**Supplied records:**
** start **

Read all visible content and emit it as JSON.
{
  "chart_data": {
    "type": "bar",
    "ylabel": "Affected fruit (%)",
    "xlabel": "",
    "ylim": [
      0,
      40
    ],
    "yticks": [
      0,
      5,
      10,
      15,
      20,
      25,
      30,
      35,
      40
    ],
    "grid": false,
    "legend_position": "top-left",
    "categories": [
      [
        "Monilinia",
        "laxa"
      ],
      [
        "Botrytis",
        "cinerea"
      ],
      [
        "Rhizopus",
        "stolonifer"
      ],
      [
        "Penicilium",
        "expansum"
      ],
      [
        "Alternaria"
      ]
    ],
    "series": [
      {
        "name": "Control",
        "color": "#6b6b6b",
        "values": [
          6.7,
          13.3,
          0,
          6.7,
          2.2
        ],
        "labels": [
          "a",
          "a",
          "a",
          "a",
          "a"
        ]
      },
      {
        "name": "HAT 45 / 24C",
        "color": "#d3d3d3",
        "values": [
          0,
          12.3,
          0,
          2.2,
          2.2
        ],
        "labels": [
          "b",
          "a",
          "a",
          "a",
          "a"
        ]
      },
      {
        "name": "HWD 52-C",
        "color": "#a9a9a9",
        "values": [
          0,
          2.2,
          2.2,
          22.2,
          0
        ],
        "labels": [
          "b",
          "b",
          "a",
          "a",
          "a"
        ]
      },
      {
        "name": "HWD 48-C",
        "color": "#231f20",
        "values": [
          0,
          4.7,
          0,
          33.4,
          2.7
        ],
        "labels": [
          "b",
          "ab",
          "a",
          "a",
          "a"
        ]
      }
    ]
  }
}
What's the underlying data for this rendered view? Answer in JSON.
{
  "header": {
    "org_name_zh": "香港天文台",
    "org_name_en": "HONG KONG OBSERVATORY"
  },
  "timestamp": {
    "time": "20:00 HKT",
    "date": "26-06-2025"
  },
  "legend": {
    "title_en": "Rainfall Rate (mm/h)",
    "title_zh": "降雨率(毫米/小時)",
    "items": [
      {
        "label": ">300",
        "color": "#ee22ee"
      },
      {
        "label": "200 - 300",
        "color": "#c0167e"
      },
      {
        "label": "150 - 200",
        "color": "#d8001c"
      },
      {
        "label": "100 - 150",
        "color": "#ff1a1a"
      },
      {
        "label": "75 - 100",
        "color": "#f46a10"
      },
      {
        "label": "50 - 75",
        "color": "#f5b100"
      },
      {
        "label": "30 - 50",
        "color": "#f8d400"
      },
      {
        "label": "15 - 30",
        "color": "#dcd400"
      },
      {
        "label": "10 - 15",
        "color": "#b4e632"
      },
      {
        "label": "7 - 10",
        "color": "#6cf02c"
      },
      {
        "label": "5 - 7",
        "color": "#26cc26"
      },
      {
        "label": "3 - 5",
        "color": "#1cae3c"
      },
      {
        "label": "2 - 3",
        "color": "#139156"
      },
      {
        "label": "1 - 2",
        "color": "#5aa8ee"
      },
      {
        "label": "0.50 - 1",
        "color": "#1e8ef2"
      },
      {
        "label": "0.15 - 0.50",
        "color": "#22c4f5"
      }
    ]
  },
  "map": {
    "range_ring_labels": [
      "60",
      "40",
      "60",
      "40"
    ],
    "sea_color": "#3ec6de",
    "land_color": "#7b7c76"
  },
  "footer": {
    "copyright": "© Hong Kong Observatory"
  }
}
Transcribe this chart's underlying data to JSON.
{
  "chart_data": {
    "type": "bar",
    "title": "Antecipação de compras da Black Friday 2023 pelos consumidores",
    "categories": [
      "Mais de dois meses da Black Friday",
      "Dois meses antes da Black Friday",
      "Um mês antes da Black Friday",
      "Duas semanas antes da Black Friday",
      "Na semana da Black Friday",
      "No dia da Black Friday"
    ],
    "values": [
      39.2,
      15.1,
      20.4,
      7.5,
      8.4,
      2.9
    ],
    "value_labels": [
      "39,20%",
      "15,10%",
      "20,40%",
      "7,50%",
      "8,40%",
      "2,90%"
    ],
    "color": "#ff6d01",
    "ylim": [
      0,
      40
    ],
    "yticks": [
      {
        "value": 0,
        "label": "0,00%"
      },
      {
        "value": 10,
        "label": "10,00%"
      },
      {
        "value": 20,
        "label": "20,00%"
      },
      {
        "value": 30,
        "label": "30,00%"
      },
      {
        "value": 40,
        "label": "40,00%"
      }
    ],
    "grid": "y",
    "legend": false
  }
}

** end **

**Written problem:** Give the count of lines holding the word "Friday", with no other words.

**Written response:** 7